── Record excerpts

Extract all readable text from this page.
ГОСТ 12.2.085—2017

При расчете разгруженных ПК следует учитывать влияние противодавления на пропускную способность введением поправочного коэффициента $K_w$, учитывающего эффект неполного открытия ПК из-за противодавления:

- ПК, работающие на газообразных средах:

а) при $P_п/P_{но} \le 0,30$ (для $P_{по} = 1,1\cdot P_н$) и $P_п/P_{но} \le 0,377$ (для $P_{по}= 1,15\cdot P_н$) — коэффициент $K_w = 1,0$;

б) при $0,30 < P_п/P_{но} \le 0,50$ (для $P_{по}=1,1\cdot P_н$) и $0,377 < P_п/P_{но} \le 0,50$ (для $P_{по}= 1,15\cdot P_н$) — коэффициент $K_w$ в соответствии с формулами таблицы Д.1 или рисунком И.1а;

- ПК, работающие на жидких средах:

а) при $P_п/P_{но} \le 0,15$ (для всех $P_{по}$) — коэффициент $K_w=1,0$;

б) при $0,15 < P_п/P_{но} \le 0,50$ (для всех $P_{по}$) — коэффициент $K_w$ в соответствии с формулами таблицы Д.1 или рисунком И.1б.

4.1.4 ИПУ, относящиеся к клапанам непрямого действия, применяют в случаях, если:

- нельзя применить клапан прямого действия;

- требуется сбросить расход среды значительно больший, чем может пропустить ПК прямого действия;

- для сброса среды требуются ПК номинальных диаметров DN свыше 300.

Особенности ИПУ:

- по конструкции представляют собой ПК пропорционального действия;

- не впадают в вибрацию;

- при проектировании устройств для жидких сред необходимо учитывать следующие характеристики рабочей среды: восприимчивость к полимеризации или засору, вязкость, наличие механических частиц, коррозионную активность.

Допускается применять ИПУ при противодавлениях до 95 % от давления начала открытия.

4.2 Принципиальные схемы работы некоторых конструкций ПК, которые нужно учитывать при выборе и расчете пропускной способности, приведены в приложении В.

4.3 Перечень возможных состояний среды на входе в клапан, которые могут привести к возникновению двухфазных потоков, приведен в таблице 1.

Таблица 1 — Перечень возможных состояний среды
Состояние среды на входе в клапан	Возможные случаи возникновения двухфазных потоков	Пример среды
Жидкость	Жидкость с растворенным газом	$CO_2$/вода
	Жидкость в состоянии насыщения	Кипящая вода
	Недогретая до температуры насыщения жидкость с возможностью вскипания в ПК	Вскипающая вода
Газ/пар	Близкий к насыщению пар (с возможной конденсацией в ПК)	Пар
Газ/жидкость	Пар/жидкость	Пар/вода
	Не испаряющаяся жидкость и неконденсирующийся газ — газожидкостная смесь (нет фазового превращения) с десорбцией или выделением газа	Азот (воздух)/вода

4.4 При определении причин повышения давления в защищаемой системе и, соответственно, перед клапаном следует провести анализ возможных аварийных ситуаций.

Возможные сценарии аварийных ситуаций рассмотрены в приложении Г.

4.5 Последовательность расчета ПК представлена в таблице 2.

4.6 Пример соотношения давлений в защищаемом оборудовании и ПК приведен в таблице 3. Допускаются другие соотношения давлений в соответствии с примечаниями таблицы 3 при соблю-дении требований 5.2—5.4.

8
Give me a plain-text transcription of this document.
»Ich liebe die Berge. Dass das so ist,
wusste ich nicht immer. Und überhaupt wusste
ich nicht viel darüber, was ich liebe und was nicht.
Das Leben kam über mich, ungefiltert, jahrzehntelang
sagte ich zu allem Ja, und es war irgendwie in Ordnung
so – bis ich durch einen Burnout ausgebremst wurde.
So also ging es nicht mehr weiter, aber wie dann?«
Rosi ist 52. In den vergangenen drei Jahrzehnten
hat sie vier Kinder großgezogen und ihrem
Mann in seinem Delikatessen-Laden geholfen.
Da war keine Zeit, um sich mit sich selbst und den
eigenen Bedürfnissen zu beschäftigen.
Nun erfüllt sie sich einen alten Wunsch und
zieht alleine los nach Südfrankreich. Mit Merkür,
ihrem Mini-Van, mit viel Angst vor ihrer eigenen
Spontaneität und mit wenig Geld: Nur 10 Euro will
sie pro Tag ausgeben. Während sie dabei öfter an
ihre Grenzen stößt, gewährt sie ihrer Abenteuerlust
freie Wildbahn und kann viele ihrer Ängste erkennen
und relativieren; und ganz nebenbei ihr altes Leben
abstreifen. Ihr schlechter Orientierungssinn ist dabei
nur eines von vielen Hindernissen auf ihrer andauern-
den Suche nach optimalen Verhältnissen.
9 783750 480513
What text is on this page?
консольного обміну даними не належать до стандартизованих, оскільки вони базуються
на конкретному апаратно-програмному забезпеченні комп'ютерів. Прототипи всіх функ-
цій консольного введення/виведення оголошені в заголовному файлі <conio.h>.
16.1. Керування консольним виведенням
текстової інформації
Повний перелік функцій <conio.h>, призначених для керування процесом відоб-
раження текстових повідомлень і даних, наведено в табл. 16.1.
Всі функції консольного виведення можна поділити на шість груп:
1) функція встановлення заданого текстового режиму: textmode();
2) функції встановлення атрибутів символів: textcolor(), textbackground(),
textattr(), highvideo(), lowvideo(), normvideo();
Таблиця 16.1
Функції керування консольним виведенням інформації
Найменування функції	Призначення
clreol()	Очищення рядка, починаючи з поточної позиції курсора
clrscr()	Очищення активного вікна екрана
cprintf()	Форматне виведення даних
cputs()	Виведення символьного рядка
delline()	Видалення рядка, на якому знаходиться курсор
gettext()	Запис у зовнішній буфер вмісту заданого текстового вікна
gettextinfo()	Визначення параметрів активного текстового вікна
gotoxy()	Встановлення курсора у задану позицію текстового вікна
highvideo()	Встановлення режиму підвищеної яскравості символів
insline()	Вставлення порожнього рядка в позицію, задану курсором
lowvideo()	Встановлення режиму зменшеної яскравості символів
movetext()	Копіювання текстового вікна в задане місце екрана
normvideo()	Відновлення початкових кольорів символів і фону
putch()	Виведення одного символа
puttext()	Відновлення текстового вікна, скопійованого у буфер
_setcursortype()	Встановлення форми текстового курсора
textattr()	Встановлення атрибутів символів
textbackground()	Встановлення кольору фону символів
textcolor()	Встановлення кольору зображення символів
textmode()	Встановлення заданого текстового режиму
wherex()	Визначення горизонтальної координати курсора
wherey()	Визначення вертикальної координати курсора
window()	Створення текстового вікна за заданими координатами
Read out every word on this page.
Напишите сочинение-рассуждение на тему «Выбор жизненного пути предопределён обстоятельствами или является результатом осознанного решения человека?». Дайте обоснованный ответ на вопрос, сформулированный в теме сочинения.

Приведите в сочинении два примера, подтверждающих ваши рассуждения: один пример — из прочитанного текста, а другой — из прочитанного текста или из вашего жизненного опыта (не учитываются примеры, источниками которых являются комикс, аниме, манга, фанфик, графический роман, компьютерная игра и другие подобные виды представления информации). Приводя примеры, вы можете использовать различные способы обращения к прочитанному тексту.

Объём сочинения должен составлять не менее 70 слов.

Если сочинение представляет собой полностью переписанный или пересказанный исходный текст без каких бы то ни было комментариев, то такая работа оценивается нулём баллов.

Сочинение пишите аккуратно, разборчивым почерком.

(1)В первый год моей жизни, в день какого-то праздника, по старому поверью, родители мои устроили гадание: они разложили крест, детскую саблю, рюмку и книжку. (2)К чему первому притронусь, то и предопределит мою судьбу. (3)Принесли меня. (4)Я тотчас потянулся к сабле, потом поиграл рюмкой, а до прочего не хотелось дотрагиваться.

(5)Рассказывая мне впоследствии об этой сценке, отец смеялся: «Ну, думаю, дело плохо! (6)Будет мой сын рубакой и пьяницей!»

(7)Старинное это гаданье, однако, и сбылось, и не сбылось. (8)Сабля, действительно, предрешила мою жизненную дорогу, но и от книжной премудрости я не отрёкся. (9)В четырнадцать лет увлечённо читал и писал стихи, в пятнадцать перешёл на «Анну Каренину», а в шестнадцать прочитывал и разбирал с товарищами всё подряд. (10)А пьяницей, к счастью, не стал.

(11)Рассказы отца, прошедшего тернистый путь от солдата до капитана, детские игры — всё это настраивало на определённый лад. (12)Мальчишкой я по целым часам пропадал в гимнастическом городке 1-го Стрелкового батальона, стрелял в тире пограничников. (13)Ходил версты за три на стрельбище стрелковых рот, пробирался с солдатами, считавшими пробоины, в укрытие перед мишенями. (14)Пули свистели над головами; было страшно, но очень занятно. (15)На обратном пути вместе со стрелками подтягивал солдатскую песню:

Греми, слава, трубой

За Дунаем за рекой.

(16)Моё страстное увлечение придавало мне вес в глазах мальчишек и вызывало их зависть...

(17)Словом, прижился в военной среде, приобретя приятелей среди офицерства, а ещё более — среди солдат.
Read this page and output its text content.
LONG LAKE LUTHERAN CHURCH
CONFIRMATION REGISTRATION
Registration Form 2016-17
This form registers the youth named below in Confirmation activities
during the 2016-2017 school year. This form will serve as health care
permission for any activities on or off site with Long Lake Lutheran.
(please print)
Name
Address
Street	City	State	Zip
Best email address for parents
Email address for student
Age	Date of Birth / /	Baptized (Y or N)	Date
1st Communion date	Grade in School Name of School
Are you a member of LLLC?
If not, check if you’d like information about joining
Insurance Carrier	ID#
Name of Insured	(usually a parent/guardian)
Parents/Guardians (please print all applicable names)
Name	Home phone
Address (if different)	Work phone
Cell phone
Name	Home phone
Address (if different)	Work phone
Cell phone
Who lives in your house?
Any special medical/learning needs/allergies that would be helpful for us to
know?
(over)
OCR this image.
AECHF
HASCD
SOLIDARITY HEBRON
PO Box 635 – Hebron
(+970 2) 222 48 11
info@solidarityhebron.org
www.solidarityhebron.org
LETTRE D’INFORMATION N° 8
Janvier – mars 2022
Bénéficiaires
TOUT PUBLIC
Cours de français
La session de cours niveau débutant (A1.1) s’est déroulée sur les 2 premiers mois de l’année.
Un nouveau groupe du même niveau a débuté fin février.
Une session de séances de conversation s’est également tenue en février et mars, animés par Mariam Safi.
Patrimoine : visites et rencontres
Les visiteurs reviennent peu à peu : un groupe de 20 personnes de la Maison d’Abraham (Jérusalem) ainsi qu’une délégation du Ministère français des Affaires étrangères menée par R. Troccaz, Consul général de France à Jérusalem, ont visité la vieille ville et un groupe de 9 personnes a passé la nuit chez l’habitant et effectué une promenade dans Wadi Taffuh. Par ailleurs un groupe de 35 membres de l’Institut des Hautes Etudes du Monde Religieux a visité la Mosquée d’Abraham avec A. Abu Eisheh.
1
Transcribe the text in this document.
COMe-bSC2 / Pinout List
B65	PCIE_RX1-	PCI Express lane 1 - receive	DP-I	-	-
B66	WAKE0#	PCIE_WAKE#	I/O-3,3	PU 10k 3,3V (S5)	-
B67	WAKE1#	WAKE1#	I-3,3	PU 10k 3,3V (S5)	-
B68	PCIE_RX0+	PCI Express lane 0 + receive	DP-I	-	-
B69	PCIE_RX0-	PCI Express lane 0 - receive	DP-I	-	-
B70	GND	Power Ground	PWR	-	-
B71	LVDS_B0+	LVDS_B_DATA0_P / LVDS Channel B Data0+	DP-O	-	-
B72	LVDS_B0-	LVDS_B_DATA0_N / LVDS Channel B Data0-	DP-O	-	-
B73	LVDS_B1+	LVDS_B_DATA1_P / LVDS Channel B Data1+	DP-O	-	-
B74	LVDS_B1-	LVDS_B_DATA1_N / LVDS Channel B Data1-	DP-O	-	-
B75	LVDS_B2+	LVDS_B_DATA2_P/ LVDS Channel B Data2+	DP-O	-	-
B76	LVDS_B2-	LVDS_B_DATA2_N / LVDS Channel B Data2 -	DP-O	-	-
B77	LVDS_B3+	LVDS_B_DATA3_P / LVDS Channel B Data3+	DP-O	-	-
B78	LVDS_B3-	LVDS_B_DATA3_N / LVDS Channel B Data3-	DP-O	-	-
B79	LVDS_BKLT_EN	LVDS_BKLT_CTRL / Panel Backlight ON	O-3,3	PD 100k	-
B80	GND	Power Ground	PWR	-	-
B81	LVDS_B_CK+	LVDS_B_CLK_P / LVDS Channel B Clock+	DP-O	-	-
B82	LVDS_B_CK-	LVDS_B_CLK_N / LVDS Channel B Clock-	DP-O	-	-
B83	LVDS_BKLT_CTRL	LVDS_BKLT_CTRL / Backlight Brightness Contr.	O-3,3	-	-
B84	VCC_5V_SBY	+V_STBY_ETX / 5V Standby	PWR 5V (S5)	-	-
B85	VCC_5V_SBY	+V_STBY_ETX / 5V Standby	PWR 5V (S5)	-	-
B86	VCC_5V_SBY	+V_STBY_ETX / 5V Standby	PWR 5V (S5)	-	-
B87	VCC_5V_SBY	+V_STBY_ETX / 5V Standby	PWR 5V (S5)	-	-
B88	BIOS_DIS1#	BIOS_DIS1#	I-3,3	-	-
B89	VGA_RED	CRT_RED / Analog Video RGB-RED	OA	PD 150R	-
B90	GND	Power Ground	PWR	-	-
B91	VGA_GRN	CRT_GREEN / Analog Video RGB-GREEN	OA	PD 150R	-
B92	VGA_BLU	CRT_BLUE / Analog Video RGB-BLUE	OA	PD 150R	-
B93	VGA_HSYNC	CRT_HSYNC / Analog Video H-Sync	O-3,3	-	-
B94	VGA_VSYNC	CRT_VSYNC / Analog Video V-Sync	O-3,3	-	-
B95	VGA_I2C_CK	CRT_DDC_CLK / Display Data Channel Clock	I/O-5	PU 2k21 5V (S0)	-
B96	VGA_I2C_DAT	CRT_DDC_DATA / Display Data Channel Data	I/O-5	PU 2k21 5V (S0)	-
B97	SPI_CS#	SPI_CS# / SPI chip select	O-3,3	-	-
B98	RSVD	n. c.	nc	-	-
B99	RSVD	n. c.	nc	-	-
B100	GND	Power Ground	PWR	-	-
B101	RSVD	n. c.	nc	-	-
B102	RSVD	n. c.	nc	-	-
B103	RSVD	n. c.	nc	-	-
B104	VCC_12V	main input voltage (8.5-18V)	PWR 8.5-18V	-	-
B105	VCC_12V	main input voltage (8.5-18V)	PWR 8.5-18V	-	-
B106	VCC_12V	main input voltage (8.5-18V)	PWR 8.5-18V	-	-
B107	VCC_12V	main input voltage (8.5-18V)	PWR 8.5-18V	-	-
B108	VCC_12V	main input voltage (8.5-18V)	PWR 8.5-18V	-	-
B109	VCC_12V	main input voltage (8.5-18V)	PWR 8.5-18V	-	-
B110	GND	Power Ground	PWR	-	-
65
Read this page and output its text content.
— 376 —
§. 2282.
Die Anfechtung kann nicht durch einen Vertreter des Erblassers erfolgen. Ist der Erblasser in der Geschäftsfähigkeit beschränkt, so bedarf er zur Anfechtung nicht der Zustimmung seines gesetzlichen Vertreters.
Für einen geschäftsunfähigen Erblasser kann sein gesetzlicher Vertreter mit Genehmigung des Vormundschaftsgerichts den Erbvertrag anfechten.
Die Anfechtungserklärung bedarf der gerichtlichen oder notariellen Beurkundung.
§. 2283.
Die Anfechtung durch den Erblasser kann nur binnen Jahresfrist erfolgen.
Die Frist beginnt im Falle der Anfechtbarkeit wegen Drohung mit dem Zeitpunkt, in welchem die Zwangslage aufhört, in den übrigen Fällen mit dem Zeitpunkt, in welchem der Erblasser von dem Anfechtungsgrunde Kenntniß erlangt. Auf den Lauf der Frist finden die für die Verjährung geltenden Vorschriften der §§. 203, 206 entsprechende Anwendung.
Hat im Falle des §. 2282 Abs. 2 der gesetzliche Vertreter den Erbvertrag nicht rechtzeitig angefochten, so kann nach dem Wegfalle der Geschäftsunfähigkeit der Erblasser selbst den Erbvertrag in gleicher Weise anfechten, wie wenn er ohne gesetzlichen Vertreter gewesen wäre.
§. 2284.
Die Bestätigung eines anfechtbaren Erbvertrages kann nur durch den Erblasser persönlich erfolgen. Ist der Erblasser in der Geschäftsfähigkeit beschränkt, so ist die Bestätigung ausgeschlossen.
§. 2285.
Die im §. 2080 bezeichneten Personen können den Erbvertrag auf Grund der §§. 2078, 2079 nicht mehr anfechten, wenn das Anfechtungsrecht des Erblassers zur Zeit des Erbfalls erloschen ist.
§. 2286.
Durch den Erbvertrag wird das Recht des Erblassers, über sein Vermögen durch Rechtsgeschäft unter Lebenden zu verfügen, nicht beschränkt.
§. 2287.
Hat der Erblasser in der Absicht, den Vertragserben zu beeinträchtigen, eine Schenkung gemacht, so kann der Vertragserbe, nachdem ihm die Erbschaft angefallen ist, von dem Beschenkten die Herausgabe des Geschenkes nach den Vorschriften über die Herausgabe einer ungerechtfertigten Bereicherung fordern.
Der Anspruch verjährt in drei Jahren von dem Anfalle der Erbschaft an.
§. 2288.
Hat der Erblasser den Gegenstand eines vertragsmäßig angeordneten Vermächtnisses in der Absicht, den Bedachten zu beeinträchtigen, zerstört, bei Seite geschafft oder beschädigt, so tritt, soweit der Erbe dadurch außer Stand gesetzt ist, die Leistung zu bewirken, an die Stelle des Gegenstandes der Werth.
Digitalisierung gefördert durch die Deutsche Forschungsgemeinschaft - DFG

────

- [Exercise details]
Report each line in the preceding entries that holds the string "Sync".

- [Worked solution]
B93	VGA_HSYNC	CRT_HSYNC / Analog Video H-Sync	O-3,3	-	-
B94	VGA_VSYNC	CRT_VSYNC / Analog Video V-Sync	O-3,3	-	-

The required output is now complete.